Transcribe the records that follow, preserving every word.

> [Given data]

>> BEGIN

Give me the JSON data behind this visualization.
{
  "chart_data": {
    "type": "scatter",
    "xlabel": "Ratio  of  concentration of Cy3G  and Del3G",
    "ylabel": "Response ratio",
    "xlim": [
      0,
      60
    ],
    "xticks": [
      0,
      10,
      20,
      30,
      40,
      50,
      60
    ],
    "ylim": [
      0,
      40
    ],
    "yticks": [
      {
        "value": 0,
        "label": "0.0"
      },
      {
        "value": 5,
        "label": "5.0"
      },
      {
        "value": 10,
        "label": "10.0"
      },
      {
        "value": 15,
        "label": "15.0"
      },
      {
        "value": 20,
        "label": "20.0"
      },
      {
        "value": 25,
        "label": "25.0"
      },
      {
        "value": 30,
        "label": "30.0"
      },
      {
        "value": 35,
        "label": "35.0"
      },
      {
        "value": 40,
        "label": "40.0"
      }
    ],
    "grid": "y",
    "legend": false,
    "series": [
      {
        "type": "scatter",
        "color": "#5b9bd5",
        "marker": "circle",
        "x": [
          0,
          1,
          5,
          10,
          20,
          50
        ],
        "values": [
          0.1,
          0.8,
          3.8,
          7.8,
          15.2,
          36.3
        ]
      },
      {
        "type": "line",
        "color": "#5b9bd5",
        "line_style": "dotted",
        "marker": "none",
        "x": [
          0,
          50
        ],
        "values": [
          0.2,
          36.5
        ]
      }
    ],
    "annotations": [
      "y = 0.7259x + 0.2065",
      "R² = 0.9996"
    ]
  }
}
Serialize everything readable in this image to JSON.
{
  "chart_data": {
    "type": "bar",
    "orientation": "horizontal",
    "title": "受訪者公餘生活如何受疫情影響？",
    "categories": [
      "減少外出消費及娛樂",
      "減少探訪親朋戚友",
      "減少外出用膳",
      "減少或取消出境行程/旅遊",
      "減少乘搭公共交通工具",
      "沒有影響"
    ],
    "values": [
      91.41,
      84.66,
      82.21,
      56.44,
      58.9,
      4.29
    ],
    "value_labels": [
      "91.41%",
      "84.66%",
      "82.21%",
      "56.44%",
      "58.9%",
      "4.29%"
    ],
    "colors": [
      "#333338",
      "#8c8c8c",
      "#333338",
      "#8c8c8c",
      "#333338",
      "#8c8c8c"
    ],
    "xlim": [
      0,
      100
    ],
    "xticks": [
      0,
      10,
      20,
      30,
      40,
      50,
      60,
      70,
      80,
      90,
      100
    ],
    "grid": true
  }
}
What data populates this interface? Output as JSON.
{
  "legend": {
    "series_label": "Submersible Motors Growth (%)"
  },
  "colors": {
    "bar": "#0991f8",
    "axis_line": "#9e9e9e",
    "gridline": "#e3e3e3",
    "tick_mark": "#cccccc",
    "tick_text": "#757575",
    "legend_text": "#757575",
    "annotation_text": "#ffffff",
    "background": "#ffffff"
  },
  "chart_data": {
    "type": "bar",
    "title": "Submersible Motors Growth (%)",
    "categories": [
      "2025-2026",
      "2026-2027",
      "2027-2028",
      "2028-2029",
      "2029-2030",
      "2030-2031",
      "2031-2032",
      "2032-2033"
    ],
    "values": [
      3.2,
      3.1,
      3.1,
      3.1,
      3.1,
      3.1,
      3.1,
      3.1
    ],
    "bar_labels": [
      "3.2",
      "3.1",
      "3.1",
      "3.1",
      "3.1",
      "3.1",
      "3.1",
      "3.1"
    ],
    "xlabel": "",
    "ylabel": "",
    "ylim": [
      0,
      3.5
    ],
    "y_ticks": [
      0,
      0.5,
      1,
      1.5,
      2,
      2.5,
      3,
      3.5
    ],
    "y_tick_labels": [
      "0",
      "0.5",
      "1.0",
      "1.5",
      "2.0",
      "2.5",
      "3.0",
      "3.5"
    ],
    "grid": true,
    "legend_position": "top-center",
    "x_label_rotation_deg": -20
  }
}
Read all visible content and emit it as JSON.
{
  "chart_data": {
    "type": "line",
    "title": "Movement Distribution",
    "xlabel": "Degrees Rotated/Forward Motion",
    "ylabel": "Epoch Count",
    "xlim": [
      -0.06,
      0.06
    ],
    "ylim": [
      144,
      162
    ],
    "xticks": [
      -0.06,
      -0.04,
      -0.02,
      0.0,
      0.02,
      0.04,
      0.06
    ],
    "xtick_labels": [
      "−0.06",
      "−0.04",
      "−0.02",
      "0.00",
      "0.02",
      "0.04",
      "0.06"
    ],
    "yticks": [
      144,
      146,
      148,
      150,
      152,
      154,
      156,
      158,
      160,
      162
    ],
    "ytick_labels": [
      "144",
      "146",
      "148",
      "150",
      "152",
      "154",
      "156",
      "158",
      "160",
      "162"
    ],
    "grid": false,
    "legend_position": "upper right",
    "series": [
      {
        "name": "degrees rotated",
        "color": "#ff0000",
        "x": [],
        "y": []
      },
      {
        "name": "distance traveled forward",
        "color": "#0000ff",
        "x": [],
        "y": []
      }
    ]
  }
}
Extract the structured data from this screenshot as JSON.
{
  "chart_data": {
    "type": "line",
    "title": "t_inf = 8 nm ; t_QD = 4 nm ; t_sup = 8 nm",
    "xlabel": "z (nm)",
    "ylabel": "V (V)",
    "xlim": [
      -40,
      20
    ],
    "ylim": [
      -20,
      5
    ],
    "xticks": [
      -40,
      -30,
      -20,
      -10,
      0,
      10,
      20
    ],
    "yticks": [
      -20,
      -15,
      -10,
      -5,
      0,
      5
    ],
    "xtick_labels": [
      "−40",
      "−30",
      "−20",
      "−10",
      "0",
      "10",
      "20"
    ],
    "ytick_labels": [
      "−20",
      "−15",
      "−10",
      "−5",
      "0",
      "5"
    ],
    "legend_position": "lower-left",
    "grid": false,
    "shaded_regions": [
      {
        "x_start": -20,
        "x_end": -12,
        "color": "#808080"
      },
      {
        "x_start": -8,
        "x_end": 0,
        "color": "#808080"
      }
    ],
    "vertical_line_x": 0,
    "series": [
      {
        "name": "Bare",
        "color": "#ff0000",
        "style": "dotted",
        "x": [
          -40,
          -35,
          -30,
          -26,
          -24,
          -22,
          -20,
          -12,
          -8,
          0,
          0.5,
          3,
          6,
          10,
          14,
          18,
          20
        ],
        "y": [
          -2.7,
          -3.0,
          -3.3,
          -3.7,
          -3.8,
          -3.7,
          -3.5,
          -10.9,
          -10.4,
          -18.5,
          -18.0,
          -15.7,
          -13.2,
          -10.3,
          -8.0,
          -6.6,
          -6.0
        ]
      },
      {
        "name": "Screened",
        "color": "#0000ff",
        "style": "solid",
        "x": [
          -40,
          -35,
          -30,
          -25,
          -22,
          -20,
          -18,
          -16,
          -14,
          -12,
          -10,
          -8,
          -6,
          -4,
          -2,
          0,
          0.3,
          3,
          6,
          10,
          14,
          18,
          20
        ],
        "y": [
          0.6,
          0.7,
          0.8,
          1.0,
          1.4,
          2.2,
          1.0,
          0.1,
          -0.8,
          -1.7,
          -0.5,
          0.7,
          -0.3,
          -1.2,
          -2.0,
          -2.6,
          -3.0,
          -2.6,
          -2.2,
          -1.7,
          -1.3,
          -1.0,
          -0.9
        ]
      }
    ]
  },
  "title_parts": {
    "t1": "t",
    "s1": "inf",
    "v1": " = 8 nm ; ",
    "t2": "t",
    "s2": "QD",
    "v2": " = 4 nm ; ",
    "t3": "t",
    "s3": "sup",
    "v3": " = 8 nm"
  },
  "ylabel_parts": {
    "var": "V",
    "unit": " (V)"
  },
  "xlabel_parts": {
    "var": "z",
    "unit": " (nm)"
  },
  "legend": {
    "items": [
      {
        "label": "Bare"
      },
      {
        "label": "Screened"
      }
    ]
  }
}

>> END

> [Answer for the task]
Give me the JSON data behind this visualization.
{
  "chart_data": {
    "type": "scatter",
    "xlabel": "Ratio  of  concentration of Cy3G  and Del3G",
    "ylabel": "Response ratio",
    "xlim": [
      0,
      60
    ],
    "xticks": [
      0,
      10,
      20,
      30,
      40,
      50,
      60
    ],
    "ylim": [
      0,
      40
    ],
    "yticks": [
      {
        "value": 0,
        "label": "0.0"
      },
      {
        "value": 5,
        "label": "5.0"
      },
      {
        "value": 10,
        "label": "10.0"
      },
      {
        "value": 15,
        "label": "15.0"
      },
      {
        "value": 20,
        "label": "20.0"
      },
      {
        "value": 25,
        "label": "25.0"
      },
      {
        "value": 30,
        "label": "30.0"
      },
      {
        "value": 35,
        "label": "35.0"
      },
      {
        "value": 40,
        "label": "40.0"
      }
    ],
    "grid": "y",
    "legend": false,
    "series": [
      {
        "type": "scatter",
        "color": "#5b9bd5",
        "marker": "circle",
        "x": [
          0,
          1,
          5,
          10,
          20,
          50
        ],
        "values": [
          0.1,
          0.8,
          3.8,
          7.8,
          15.2,
          36.3
        ]
      },
      {
        "type": "line",
        "color": "#5b9bd5",
        "line_style": "dotted",
        "marker": "none",
        "x": [
          0,
          50
        ],
        "values": [
          0.2,
          36.5
        ]
      }
    ],
    "annotations": [
      "y = 0.7259x + 0.2065",
      "R² = 0.9996"
    ]
  }
}
Serialize everything readable in this image to JSON.
{
  "chart_data": {
    "type": "bar",
    "orientation": "horizontal",
    "title": "受訪者公餘生活如何受疫情影響？",
    "categories": [
      "減少外出消費及娛樂",
      "減少探訪親朋戚友",
      "減少外出用膳",
      "減少或取消出境行程/旅遊",
      "減少乘搭公共交通工具",
      "沒有影響"
    ],
    "values": [
      91.41,
      84.66,
      82.21,
      56.44,
      58.9,
      4.29
    ],
    "value_labels": [
      "91.41%",
      "84.66%",
      "82.21%",
      "56.44%",
      "58.9%",
      "4.29%"
    ],
    "colors": [
      "#333338",
      "#8c8c8c",
      "#333338",
      "#8c8c8c",
      "#333338",
      "#8c8c8c"
    ],
    "xlim": [
      0,
      100
    ],
    "xticks": [
      0,
      10,
      20,
      30,
      40,
      50,
      60,
      70,
      80,
      90,
      100
    ],
    "grid": true
  }
}
What data populates this interface? Output as JSON.
{
  "legend": {
    "series_label": "Submersible Motors Growth (%)"
  },
  "colors": {
    "bar": "#0991f8",
    "axis_line": "#9e9e9e",
    "gridline": "#e3e3e3",
    "tick_mark": "#cccccc",
    "tick_text": "#757575",
    "legend_text": "#757575",
    "annotation_text": "#ffffff",
    "background": "#ffffff"
  },
  "chart_data": {
    "type": "bar",
    "title": "Submersible Motors Growth (%)",
    "categories": [
      "2025-2026",
      "2026-2027",
      "2027-2028",
      "2028-2029",
      "2029-2030",
      "2030-2031",
      "2031-2032",
      "2032-2033"
    ],
    "values": [
      3.2,
      3.1,
      3.1,
      3.1,
      3.1,
      3.1,
      3.1,
      3.1
    ],
    "bar_labels": [
      "3.2",
      "3.1",
      "3.1",
      "3.1",
      "3.1",
      "3.1",
      "3.1",
      "3.1"
    ],
    "xlabel": "",
    "ylabel": "",
    "ylim": [
      0,
      3.5
    ],
    "y_ticks": [
      0,
      0.5,
      1,
      1.5,
      2,
      2.5,
      3,
      3.5
    ],
    "y_tick_labels": [
      "0",
      "0.5",
      "1.0",
      "1.5",
      "2.0",
      "2.5",
      "3.0",
      "3.5"
    ],
    "grid": true,
    "legend_position": "top-center",
    "x_label_rotation_deg": -20
  }
}
Read all visible content and emit it as JSON.
{
  "chart_data": {
    "type": "line",
    "title": "Movement Distribution",
    "xlabel": "Degrees Rotated/Forward Motion",
    "ylabel": "Epoch Count",
    "xlim": [
      -0.06,
      0.06
    ],
    "ylim": [
      144,
      162
    ],
    "xticks": [
      -0.06,
      -0.04,
      -0.02,
      0.0,
      0.02,
      0.04,
      0.06
    ],
    "xtick_labels": [
      "−0.06",
      "−0.04",
      "−0.02",
      "0.00",
      "0.02",
      "0.04",
      "0.06"
    ],
    "yticks": [
      144,
      146,
      148,
      150,
      152,
      154,
      156,
      158,
      160,
      162
    ],
    "ytick_labels": [
      "144",
      "146",
      "148",
      "150",
      "152",
      "154",
      "156",
      "158",
      "160",
      "162"
    ],
    "grid": false,
    "legend_position": "upper right",
    "series": [
      {
        "name": "degrees rotated",
        "color": "#ff0000",
        "x": [],
        "y": []
      },
      {
        "name": "distance traveled forward",
        "color": "#0000ff",
        "x": [],
        "y": []
      }
    ]
  }
}
Extract the structured data from this screenshot as JSON.
{
  "chart_data": {
    "type": "line",
    "title": "t_inf = 8 nm ; t_QD = 4 nm ; t_sup = 8 nm",
    "xlabel": "z (nm)",
    "ylabel": "V (V)",
    "xlim": [
      -40,
      20
    ],
    "ylim": [
      -20,
      5
    ],
    "xticks": [
      -40,
      -30,
      -20,
      -10,
      0,
      10,
      20
    ],
    "yticks": [
      -20,
      -15,
      -10,
      -5,
      0,
      5
    ],
    "xtick_labels": [
      "−40",
      "−30",
      "−20",
      "−10",
      "0",
      "10",
      "20"
    ],
    "ytick_labels": [
      "−20",
      "−15",
      "−10",
      "−5",
      "0",
      "5"
    ],
    "legend_position": "lower-left",
    "grid": false,
    "shaded_regions": [
      {
        "x_start": -20,
        "x_end": -12,
        "color": "#808080"
      },
      {
        "x_start": -8,
        "x_end": 0,
        "color": "#808080"
      }
    ],
    "vertical_line_x": 0,
    "series": [
      {
        "name": "Bare",
        "color": "#ff0000",
        "style": "dotted",
        "x": [
          -40,
          -35,
          -30,
          -26,
          -24,
          -22,
          -20,
          -12,
          -8,
          0,
          0.5,
          3,
          6,
          10,
          14,
          18,
          20
        ],
        "y": [
          -2.7,
          -3.0,
          -3.3,
          -3.7,
          -3.8,
          -3.7,
          -3.5,
          -10.9,
          -10.4,
          -18.5,
          -18.0,
          -15.7,
          -13.2,
          -10.3,
          -8.0,
          -6.6,
          -6.0
        ]
      },
      {
        "name": "Screened",
        "color": "#0000ff",
        "style": "solid",
        "x": [
          -40,
          -35,
          -30,
          -25,
          -22,
          -20,
          -18,
          -16,
          -14,
          -12,
          -10,
          -8,
          -6,
          -4,
          -2,
          0,
          0.3,
          3,
          6,
          10,
          14,
          18,
          20
        ],
        "y": [
          0.6,
          0.7,
          0.8,
          1.0,
          1.4,
          2.2,
          1.0,
          0.1,
          -0.8,
          -1.7,
          -0.5,
          0.7,
          -0.3,
          -1.2,
          -2.0,
          -2.6,
          -3.0,
          -2.6,
          -2.2,
          -1.7,
          -1.3,
          -1.0,
          -0.9
        ]
      }
    ]
  },
  "title_parts": {
    "t1": "t",
    "s1": "inf",
    "v1": " = 8 nm ; ",
    "t2": "t",
    "s2": "QD",
    "v2": " = 4 nm ; ",
    "t3": "t",
    "s3": "sup",
    "v3": " = 8 nm"
  },
  "ylabel_parts": {
    "var": "V",
    "unit": " (V)"
  },
  "xlabel_parts": {
    "var": "z",
    "unit": " (nm)"
  },
  "legend": {
    "items": [
      {
        "label": "Bare"
      },
      {
        "label": "Screened"
      }
    ]
  }
}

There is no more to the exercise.